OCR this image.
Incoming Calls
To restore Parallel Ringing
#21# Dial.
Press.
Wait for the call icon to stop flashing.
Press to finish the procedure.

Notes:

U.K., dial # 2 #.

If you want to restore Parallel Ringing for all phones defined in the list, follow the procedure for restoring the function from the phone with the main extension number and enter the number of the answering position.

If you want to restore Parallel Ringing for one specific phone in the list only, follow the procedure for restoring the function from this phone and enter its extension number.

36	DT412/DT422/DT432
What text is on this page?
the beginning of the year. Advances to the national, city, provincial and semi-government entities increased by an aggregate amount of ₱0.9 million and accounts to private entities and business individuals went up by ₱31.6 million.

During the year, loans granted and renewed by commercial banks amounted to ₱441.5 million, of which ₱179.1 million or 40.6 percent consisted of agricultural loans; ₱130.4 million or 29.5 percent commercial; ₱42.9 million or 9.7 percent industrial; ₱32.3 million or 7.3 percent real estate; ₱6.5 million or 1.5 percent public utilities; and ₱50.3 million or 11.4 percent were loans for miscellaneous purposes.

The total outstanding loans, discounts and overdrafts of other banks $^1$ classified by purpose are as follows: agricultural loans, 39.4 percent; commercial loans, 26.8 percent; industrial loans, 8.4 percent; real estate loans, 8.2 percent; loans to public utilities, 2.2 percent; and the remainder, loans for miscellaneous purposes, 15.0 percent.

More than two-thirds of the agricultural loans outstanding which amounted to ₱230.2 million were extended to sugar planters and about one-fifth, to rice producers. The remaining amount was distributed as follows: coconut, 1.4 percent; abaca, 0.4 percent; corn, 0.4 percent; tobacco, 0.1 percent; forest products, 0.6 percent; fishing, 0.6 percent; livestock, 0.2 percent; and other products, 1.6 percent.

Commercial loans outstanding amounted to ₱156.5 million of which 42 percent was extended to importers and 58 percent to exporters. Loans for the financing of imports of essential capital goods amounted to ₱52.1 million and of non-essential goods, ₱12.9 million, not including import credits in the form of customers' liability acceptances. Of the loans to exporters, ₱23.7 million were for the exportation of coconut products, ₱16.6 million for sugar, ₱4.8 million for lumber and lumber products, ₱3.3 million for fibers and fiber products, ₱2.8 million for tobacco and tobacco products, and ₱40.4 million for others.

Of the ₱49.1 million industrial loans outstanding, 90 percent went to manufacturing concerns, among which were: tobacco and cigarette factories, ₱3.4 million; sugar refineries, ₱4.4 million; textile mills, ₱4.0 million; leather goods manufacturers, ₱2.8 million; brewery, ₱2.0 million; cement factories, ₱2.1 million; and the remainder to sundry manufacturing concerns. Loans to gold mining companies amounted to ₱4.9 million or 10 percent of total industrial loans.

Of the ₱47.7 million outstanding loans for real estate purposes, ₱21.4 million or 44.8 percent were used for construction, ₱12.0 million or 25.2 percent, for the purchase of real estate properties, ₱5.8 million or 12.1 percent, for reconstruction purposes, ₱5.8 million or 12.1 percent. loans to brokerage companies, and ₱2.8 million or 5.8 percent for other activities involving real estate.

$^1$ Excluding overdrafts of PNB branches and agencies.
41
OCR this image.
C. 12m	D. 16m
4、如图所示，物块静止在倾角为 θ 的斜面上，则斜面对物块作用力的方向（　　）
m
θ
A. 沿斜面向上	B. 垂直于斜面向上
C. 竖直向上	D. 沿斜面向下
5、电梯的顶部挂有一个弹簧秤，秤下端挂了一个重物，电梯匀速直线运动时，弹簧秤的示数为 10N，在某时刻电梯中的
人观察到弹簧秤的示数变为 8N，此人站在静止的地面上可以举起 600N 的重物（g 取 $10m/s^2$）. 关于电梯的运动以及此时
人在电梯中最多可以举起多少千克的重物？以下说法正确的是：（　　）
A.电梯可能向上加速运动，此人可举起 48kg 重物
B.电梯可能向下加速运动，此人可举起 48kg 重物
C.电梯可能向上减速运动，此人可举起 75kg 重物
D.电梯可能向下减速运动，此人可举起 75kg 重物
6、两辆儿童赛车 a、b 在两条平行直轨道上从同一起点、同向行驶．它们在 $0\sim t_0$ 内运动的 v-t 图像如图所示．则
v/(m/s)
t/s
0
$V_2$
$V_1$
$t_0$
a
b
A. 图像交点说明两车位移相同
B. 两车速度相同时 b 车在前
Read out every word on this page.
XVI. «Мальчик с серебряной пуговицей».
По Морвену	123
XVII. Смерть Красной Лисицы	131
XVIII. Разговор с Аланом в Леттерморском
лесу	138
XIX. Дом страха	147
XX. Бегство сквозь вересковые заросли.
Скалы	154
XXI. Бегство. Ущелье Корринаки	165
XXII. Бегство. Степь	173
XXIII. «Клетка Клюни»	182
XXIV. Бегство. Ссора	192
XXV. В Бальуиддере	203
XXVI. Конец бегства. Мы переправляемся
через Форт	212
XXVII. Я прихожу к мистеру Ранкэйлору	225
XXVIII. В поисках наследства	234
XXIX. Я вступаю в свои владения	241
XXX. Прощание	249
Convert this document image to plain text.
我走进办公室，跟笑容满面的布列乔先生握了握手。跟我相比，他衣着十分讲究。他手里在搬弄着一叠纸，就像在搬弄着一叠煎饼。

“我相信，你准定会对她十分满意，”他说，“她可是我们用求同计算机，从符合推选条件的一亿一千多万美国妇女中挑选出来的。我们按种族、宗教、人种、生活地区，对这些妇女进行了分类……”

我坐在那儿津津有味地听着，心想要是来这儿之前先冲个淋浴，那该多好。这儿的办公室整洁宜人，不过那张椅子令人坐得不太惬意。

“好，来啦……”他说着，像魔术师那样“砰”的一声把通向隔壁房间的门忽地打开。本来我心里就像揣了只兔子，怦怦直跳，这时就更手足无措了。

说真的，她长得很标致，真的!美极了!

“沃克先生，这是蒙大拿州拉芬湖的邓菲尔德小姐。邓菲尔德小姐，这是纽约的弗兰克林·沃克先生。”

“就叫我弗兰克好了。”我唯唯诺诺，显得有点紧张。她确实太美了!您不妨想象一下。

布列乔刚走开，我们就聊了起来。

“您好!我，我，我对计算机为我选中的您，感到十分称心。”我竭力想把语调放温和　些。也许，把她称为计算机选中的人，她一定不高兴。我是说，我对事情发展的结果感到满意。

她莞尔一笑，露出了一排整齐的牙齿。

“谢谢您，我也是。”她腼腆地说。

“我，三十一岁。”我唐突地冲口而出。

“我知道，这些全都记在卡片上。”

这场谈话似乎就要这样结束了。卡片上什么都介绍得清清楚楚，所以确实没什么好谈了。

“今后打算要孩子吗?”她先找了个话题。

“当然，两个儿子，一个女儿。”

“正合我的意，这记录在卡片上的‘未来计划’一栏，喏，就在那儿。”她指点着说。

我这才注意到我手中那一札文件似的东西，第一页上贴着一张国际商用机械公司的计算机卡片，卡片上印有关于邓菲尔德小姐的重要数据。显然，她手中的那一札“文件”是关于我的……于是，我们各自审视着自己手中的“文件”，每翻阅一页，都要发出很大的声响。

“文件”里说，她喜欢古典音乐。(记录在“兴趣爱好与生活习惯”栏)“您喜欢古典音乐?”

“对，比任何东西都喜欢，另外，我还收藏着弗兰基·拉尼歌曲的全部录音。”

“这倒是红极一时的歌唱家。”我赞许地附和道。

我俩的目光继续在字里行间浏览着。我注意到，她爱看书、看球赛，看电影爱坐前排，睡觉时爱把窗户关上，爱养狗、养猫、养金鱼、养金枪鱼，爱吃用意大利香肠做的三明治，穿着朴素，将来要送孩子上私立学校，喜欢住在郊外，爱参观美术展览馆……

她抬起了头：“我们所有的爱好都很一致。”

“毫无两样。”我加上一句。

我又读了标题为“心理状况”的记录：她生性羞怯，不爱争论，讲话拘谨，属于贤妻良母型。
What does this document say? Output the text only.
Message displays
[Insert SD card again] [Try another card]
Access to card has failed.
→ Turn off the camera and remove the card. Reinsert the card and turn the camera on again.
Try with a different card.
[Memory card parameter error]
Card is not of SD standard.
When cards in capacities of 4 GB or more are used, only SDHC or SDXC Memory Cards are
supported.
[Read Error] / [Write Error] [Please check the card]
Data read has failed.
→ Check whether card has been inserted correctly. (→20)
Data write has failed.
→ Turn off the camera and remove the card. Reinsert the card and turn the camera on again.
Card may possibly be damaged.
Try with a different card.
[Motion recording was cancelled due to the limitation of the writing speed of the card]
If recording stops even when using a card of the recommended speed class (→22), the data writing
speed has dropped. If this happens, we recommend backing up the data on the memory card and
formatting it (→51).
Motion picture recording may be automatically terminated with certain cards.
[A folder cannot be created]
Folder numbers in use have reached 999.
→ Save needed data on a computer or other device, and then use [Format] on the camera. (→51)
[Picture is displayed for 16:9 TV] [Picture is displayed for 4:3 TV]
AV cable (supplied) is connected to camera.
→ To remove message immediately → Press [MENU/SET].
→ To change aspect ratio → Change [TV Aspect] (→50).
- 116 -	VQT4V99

################

Exercise task: Take the line that contains "What does this" and every line after it through the end of the listing above, and repeat them exactly.

Result of the exercise:
What does this document say? Output the text only.
Message displays
[Insert SD card again] [Try another card]
Access to card has failed.
→ Turn off the camera and remove the card. Reinsert the card and turn the camera on again.
Try with a different card.
[Memory card parameter error]
Card is not of SD standard.
When cards in capacities of 4 GB or more are used, only SDHC or SDXC Memory Cards are
supported.
[Read Error] / [Write Error] [Please check the card]
Data read has failed.
→ Check whether card has been inserted correctly. (→20)
Data write has failed.
→ Turn off the camera and remove the card. Reinsert the card and turn the camera on again.
Card may possibly be damaged.
Try with a different card.
[Motion recording was cancelled due to the limitation of the writing speed of the card]
If recording stops even when using a card of the recommended speed class (→22), the data writing
speed has dropped. If this happens, we recommend backing up the data on the memory card and
formatting it (→51).
Motion picture recording may be automatically terminated with certain cards.
[A folder cannot be created]
Folder numbers in use have reached 999.
→ Save needed data on a computer or other device, and then use [Format] on the camera. (→51)
[Picture is displayed for 16:9 TV] [Picture is displayed for 4:3 TV]
AV cable (supplied) is connected to camera.
→ To remove message immediately → Press [MENU/SET].
→ To change aspect ratio → Change [TV Aspect] (→50).
- 116 -	VQT4V99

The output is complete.